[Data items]

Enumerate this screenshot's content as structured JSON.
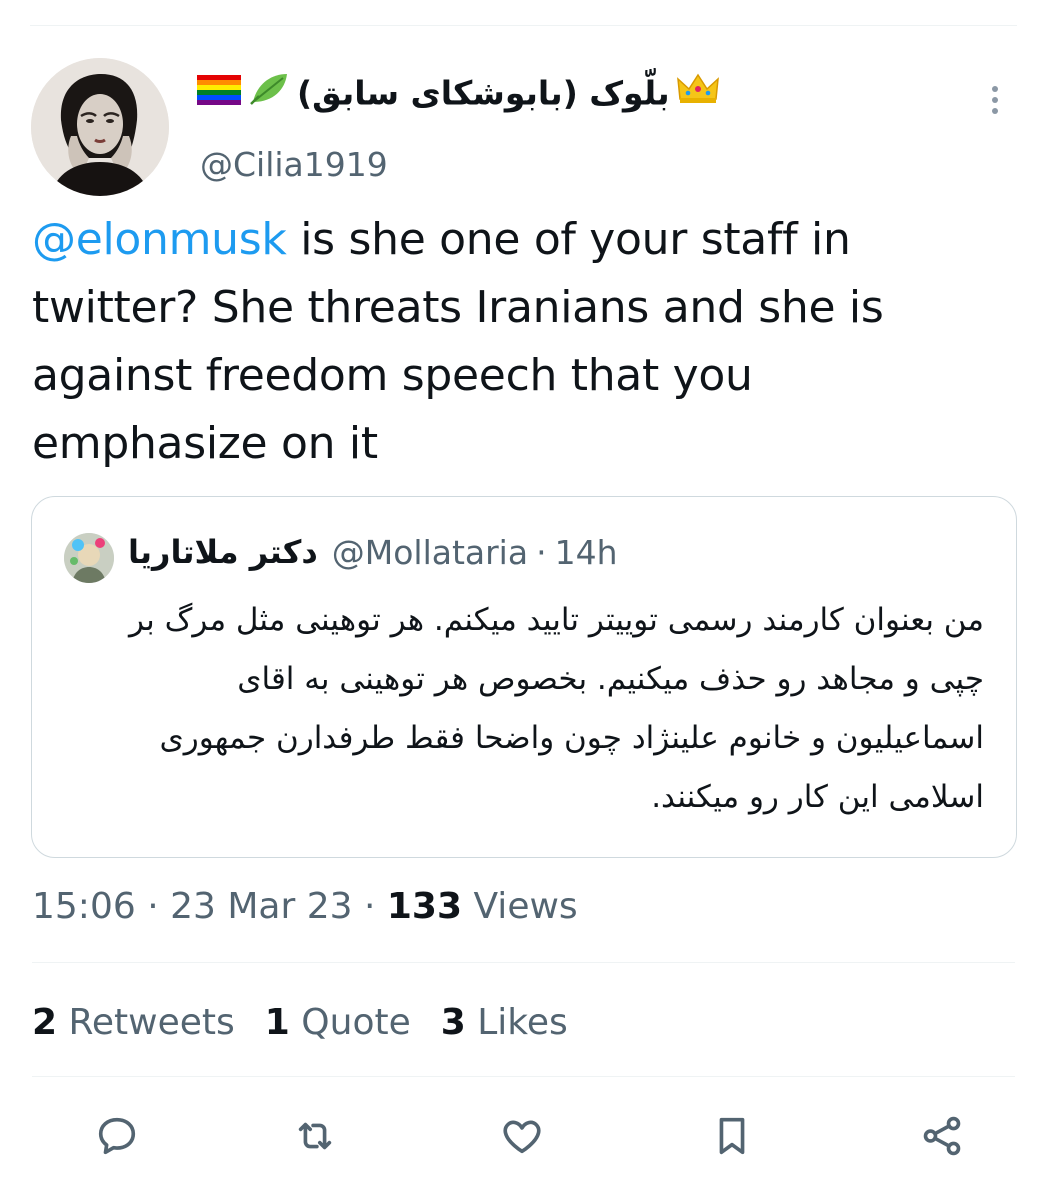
{
  "author": {
    "display_name": "بلّوک (بابوشکای سابق)",
    "handle": "@Cilia1919",
    "emoji": [
      "rainbow-flag",
      "leaf",
      "crown"
    ]
  },
  "tweet": {
    "mention": "@elonmusk",
    "text": " is she one of your staff in twitter? She threats Iranians and she is against freedom speech that you emphasize on it"
  },
  "quoted": {
    "name": "دکتر ملاتاریا",
    "handle": "@Mollataria",
    "separator": "·",
    "time": "14h",
    "text": "من بعنوان کارمند رسمی توییتر تایید میکنم. هر توهینی مثل مرگ بر چپی و مجاهد رو حذف میکنیم. بخصوص هر توهینی به اقای اسماعیلیون و خانوم علینژاد چون واضحا فقط طرفدارن جمهوری اسلامی این کار رو میکنند."
  },
  "meta": {
    "time": "15:06",
    "sep1": " · ",
    "date": "23 Mar 23",
    "sep2": " · ",
    "views_count": "133",
    "views_label": " Views"
  },
  "stats": [
    {
      "count": "2",
      "label": " Retweets"
    },
    {
      "count": "1",
      "label": " Quote"
    },
    {
      "count": "3",
      "label": " Likes"
    }
  ],
  "actions": [
    "reply-icon",
    "retweet-icon",
    "like-icon",
    "bookmark-icon",
    "share-icon"
  ],
  "colors": {
    "link": "#1d9bf0",
    "secondary_text": "#536471",
    "primary_text": "#0f1419",
    "border": "#cfd9de",
    "icon": "#536471"
  }
}
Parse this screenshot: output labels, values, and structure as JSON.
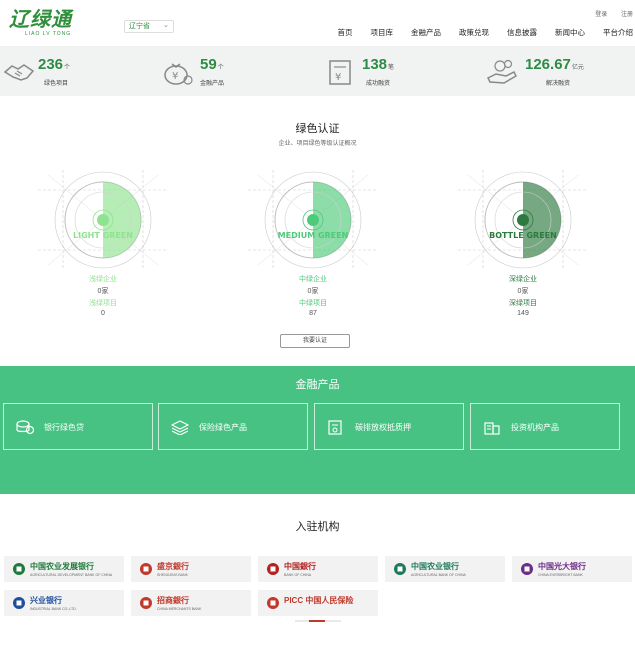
{
  "header": {
    "logo_text": "辽绿通",
    "logo_sub": "LIAO LV TONG",
    "region": "辽宁省",
    "top_links": [
      "登录",
      "注册"
    ],
    "nav": [
      "首页",
      "项目库",
      "金融产品",
      "政策兑现",
      "信息披露",
      "新闻中心",
      "平台介绍"
    ]
  },
  "stats": [
    {
      "value": "236",
      "unit": "个",
      "label": "绿色项目",
      "icon": "handshake-icon"
    },
    {
      "value": "59",
      "unit": "个",
      "label": "金融产品",
      "icon": "money-bag-icon"
    },
    {
      "value": "138",
      "unit": "笔",
      "label": "成功融资",
      "icon": "document-yen-icon"
    },
    {
      "value": "126.67",
      "unit": "亿元",
      "label": "解决融资",
      "icon": "hand-coins-icon"
    }
  ],
  "certification": {
    "title": "绿色认证",
    "subtitle": "企业、项目绿色等级认证概况",
    "levels": [
      {
        "badge": "LIGHT GREEN",
        "name_company": "浅绿企业",
        "company_count": "0家",
        "name_project": "浅绿项目",
        "project_count": "0",
        "color": "#8fe38f"
      },
      {
        "badge": "MEDIUM GREEN",
        "name_company": "中绿企业",
        "company_count": "0家",
        "name_project": "中绿项目",
        "project_count": "87",
        "color": "#4ecb7a"
      },
      {
        "badge": "BOTTLE GREEN",
        "name_company": "深绿企业",
        "company_count": "0家",
        "name_project": "深绿项目",
        "project_count": "149",
        "color": "#2d7a3f"
      }
    ],
    "button": "我要认证"
  },
  "finance": {
    "title": "金融产品",
    "cards": [
      {
        "label": "银行绿色贷",
        "icon": "coins-icon"
      },
      {
        "label": "保险绿色产品",
        "icon": "layers-icon"
      },
      {
        "label": "碳排放权抵质押",
        "icon": "certificate-icon"
      },
      {
        "label": "投资机构产品",
        "icon": "building-icon"
      }
    ]
  },
  "institutions": {
    "title": "入驻机构",
    "items": [
      {
        "cn": "中国农业发展银行",
        "en": "AGRICULTURAL DEVELOPMENT BANK OF CHINA",
        "color": "#1e7a3b"
      },
      {
        "cn": "盛京銀行",
        "en": "SHENGJING BANK",
        "color": "#c0392b"
      },
      {
        "cn": "中国銀行",
        "en": "BANK OF CHINA",
        "color": "#b22222"
      },
      {
        "cn": "中国农业银行",
        "en": "AGRICULTURAL BANK OF CHINA",
        "color": "#1e7a5a"
      },
      {
        "cn": "中国光大银行",
        "en": "CHINA EVERBRIGHT BANK",
        "color": "#6b2d86"
      },
      {
        "cn": "兴业银行",
        "en": "INDUSTRIAL BANK CO.,LTD.",
        "color": "#1f4e9a"
      },
      {
        "cn": "招商銀行",
        "en": "CHINA MERCHANTS BANK",
        "color": "#c0392b"
      },
      {
        "cn": "PICC 中国人民保险",
        "en": "",
        "color": "#c0392b"
      }
    ]
  }
}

Given task:
Give every line above again exactly, with no pictures.

Completed exercise:
Enumerate this screenshot's content as structured JSON.
{
  "author": {
    "display_name": "بلّوک (بابوشکای سابق)",
    "handle": "@Cilia1919",
    "emoji": [
      "rainbow-flag",
      "leaf",
      "crown"
    ]
  },
  "tweet": {
    "mention": "@elonmusk",
    "text": " is she one of your staff in twitter? She threats Iranians and she is against freedom speech that you emphasize on it"
  },
  "quoted": {
    "name": "دکتر ملاتاریا",
    "handle": "@Mollataria",
    "separator": "·",
    "time": "14h",
    "text": "من بعنوان کارمند رسمی توییتر تایید میکنم. هر توهینی مثل مرگ بر چپی و مجاهد رو حذف میکنیم. بخصوص هر توهینی به اقای اسماعیلیون و خانوم علینژاد چون واضحا فقط طرفدارن جمهوری اسلامی این کار رو میکنند."
  },
  "meta": {
    "time": "15:06",
    "sep1": " · ",
    "date": "23 Mar 23",
    "sep2": " · ",
    "views_count": "133",
    "views_label": " Views"
  },
  "stats": [
    {
      "count": "2",
      "label": " Retweets"
    },
    {
      "count": "1",
      "label": " Quote"
    },
    {
      "count": "3",
      "label": " Likes"
    }
  ],
  "actions": [
    "reply-icon",
    "retweet-icon",
    "like-icon",
    "bookmark-icon",
    "share-icon"
  ],
  "colors": {
    "link": "#1d9bf0",
    "secondary_text": "#536471",
    "primary_text": "#0f1419",
    "border": "#cfd9de",
    "icon": "#536471"
  }
}
Parse this screenshot: output labels, values, and structure as JSON.
{
  "header": {
    "logo_text": "辽绿通",
    "logo_sub": "LIAO LV TONG",
    "region": "辽宁省",
    "top_links": [
      "登录",
      "注册"
    ],
    "nav": [
      "首页",
      "项目库",
      "金融产品",
      "政策兑现",
      "信息披露",
      "新闻中心",
      "平台介绍"
    ]
  },
  "stats": [
    {
      "value": "236",
      "unit": "个",
      "label": "绿色项目",
      "icon": "handshake-icon"
    },
    {
      "value": "59",
      "unit": "个",
      "label": "金融产品",
      "icon": "money-bag-icon"
    },
    {
      "value": "138",
      "unit": "笔",
      "label": "成功融资",
      "icon": "document-yen-icon"
    },
    {
      "value": "126.67",
      "unit": "亿元",
      "label": "解决融资",
      "icon": "hand-coins-icon"
    }
  ],
  "certification": {
    "title": "绿色认证",
    "subtitle": "企业、项目绿色等级认证概况",
    "levels": [
      {
        "badge": "LIGHT GREEN",
        "name_company": "浅绿企业",
        "company_count": "0家",
        "name_project": "浅绿项目",
        "project_count": "0",
        "color": "#8fe38f"
      },
      {
        "badge": "MEDIUM GREEN",
        "name_company": "中绿企业",
        "company_count": "0家",
        "name_project": "中绿项目",
        "project_count": "87",
        "color": "#4ecb7a"
      },
      {
        "badge": "BOTTLE GREEN",
        "name_company": "深绿企业",
        "company_count": "0家",
        "name_project": "深绿项目",
        "project_count": "149",
        "color": "#2d7a3f"
      }
    ],
    "button": "我要认证"
  },
  "finance": {
    "title": "金融产品",
    "cards": [
      {
        "label": "银行绿色贷",
        "icon": "coins-icon"
      },
      {
        "label": "保险绿色产品",
        "icon": "layers-icon"
      },
      {
        "label": "碳排放权抵质押",
        "icon": "certificate-icon"
      },
      {
        "label": "投资机构产品",
        "icon": "building-icon"
      }
    ]
  },
  "institutions": {
    "title": "入驻机构",
    "items": [
      {
        "cn": "中国农业发展银行",
        "en": "AGRICULTURAL DEVELOPMENT BANK OF CHINA",
        "color": "#1e7a3b"
      },
      {
        "cn": "盛京銀行",
        "en": "SHENGJING BANK",
        "color": "#c0392b"
      },
      {
        "cn": "中国銀行",
        "en": "BANK OF CHINA",
        "color": "#b22222"
      },
      {
        "cn": "中国农业银行",
        "en": "AGRICULTURAL BANK OF CHINA",
        "color": "#1e7a5a"
      },
      {
        "cn": "中国光大银行",
        "en": "CHINA EVERBRIGHT BANK",
        "color": "#6b2d86"
      },
      {
        "cn": "兴业银行",
        "en": "INDUSTRIAL BANK CO.,LTD.",
        "color": "#1f4e9a"
      },
      {
        "cn": "招商銀行",
        "en": "CHINA MERCHANTS BANK",
        "color": "#c0392b"
      },
      {
        "cn": "PICC 中国人民保险",
        "en": "",
        "color": "#c0392b"
      }
    ]
  }
}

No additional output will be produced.